** start Data lines **
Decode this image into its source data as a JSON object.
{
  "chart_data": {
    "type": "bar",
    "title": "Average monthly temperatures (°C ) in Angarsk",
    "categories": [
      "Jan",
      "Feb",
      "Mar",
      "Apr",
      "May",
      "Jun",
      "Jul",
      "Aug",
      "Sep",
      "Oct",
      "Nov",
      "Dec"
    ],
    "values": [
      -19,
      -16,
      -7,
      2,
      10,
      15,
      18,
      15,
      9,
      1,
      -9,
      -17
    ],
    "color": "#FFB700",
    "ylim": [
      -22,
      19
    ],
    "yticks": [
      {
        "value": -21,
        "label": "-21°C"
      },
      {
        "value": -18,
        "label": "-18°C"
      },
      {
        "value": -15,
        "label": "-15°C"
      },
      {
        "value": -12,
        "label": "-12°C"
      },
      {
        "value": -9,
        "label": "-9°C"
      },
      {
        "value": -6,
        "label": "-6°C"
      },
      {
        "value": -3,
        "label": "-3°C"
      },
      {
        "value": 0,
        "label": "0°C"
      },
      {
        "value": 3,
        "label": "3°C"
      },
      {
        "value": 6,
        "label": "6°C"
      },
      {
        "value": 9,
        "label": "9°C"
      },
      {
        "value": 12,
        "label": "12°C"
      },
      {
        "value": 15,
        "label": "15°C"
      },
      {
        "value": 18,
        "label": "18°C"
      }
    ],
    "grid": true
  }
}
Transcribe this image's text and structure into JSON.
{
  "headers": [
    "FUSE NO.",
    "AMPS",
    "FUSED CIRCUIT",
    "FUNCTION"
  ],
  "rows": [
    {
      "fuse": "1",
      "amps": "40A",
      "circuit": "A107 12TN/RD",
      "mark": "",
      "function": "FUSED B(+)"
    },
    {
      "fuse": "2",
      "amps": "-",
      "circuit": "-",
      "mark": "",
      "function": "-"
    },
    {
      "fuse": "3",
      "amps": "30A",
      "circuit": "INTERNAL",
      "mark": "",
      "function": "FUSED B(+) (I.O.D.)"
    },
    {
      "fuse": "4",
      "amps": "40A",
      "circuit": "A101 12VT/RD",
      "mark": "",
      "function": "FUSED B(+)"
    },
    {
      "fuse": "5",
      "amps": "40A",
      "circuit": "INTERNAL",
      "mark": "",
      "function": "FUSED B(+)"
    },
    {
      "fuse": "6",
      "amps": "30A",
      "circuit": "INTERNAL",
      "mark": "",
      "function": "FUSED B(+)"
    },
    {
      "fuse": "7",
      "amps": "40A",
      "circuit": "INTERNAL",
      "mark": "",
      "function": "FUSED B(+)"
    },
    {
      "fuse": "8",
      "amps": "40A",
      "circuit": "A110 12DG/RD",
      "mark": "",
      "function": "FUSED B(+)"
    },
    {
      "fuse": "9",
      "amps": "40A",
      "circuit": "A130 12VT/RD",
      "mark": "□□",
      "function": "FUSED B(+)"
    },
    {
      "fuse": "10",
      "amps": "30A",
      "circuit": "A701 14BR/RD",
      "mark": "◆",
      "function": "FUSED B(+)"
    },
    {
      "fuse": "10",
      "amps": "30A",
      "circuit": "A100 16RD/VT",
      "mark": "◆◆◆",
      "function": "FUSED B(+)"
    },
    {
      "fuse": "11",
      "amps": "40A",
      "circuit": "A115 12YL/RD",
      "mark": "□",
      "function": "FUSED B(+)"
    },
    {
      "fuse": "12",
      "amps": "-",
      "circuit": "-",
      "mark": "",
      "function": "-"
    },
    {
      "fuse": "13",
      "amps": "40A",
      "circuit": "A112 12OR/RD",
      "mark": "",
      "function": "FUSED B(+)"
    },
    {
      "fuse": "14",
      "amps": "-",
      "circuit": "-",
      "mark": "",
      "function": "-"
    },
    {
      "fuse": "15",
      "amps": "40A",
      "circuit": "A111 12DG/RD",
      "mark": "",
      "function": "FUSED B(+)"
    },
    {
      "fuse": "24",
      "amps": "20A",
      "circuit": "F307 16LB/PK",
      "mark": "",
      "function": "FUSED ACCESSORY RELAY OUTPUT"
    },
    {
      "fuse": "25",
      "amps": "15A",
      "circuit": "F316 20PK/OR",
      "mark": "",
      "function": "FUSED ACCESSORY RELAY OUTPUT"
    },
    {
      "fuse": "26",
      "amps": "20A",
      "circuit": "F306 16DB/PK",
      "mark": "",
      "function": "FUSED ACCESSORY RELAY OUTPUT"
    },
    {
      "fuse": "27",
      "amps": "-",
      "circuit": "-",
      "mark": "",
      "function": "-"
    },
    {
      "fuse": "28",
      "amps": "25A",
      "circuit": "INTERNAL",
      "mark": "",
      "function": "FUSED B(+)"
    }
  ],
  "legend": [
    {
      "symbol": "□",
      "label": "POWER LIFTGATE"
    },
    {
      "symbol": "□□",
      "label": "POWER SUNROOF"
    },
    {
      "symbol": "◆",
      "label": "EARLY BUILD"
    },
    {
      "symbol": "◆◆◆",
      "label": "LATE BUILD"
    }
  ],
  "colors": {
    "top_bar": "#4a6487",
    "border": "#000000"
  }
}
** end Data lines **
▶ [Directions]:
Copy every record exactly, with nothing added or dropped.

▶ [Worked answer]:
Decode this image into its source data as a JSON object.
{
  "chart_data": {
    "type": "bar",
    "title": "Average monthly temperatures (°C ) in Angarsk",
    "categories": [
      "Jan",
      "Feb",
      "Mar",
      "Apr",
      "May",
      "Jun",
      "Jul",
      "Aug",
      "Sep",
      "Oct",
      "Nov",
      "Dec"
    ],
    "values": [
      -19,
      -16,
      -7,
      2,
      10,
      15,
      18,
      15,
      9,
      1,
      -9,
      -17
    ],
    "color": "#FFB700",
    "ylim": [
      -22,
      19
    ],
    "yticks": [
      {
        "value": -21,
        "label": "-21°C"
      },
      {
        "value": -18,
        "label": "-18°C"
      },
      {
        "value": -15,
        "label": "-15°C"
      },
      {
        "value": -12,
        "label": "-12°C"
      },
      {
        "value": -9,
        "label": "-9°C"
      },
      {
        "value": -6,
        "label": "-6°C"
      },
      {
        "value": -3,
        "label": "-3°C"
      },
      {
        "value": 0,
        "label": "0°C"
      },
      {
        "value": 3,
        "label": "3°C"
      },
      {
        "value": 6,
        "label": "6°C"
      },
      {
        "value": 9,
        "label": "9°C"
      },
      {
        "value": 12,
        "label": "12°C"
      },
      {
        "value": 15,
        "label": "15°C"
      },
      {
        "value": 18,
        "label": "18°C"
      }
    ],
    "grid": true
  }
}
Transcribe this image's text and structure into JSON.
{
  "headers": [
    "FUSE NO.",
    "AMPS",
    "FUSED CIRCUIT",
    "FUNCTION"
  ],
  "rows": [
    {
      "fuse": "1",
      "amps": "40A",
      "circuit": "A107 12TN/RD",
      "mark": "",
      "function": "FUSED B(+)"
    },
    {
      "fuse": "2",
      "amps": "-",
      "circuit": "-",
      "mark": "",
      "function": "-"
    },
    {
      "fuse": "3",
      "amps": "30A",
      "circuit": "INTERNAL",
      "mark": "",
      "function": "FUSED B(+) (I.O.D.)"
    },
    {
      "fuse": "4",
      "amps": "40A",
      "circuit": "A101 12VT/RD",
      "mark": "",
      "function": "FUSED B(+)"
    },
    {
      "fuse": "5",
      "amps": "40A",
      "circuit": "INTERNAL",
      "mark": "",
      "function": "FUSED B(+)"
    },
    {
      "fuse": "6",
      "amps": "30A",
      "circuit": "INTERNAL",
      "mark": "",
      "function": "FUSED B(+)"
    },
    {
      "fuse": "7",
      "amps": "40A",
      "circuit": "INTERNAL",
      "mark": "",
      "function": "FUSED B(+)"
    },
    {
      "fuse": "8",
      "amps": "40A",
      "circuit": "A110 12DG/RD",
      "mark": "",
      "function": "FUSED B(+)"
    },
    {
      "fuse": "9",
      "amps": "40A",
      "circuit": "A130 12VT/RD",
      "mark": "□□",
      "function": "FUSED B(+)"
    },
    {
      "fuse": "10",
      "amps": "30A",
      "circuit": "A701 14BR/RD",
      "mark": "◆",
      "function": "FUSED B(+)"
    },
    {
      "fuse": "10",
      "amps": "30A",
      "circuit": "A100 16RD/VT",
      "mark": "◆◆◆",
      "function": "FUSED B(+)"
    },
    {
      "fuse": "11",
      "amps": "40A",
      "circuit": "A115 12YL/RD",
      "mark": "□",
      "function": "FUSED B(+)"
    },
    {
      "fuse": "12",
      "amps": "-",
      "circuit": "-",
      "mark": "",
      "function": "-"
    },
    {
      "fuse": "13",
      "amps": "40A",
      "circuit": "A112 12OR/RD",
      "mark": "",
      "function": "FUSED B(+)"
    },
    {
      "fuse": "14",
      "amps": "-",
      "circuit": "-",
      "mark": "",
      "function": "-"
    },
    {
      "fuse": "15",
      "amps": "40A",
      "circuit": "A111 12DG/RD",
      "mark": "",
      "function": "FUSED B(+)"
    },
    {
      "fuse": "24",
      "amps": "20A",
      "circuit": "F307 16LB/PK",
      "mark": "",
      "function": "FUSED ACCESSORY RELAY OUTPUT"
    },
    {
      "fuse": "25",
      "amps": "15A",
      "circuit": "F316 20PK/OR",
      "mark": "",
      "function": "FUSED ACCESSORY RELAY OUTPUT"
    },
    {
      "fuse": "26",
      "amps": "20A",
      "circuit": "F306 16DB/PK",
      "mark": "",
      "function": "FUSED ACCESSORY RELAY OUTPUT"
    },
    {
      "fuse": "27",
      "amps": "-",
      "circuit": "-",
      "mark": "",
      "function": "-"
    },
    {
      "fuse": "28",
      "amps": "25A",
      "circuit": "INTERNAL",
      "mark": "",
      "function": "FUSED B(+)"
    }
  ],
  "legend": [
    {
      "symbol": "□",
      "label": "POWER LIFTGATE"
    },
    {
      "symbol": "□□",
      "label": "POWER SUNROOF"
    },
    {
      "symbol": "◆",
      "label": "EARLY BUILD"
    },
    {
      "symbol": "◆◆◆",
      "label": "LATE BUILD"
    }
  ],
  "colors": {
    "top_bar": "#4a6487",
    "border": "#000000"
  }
}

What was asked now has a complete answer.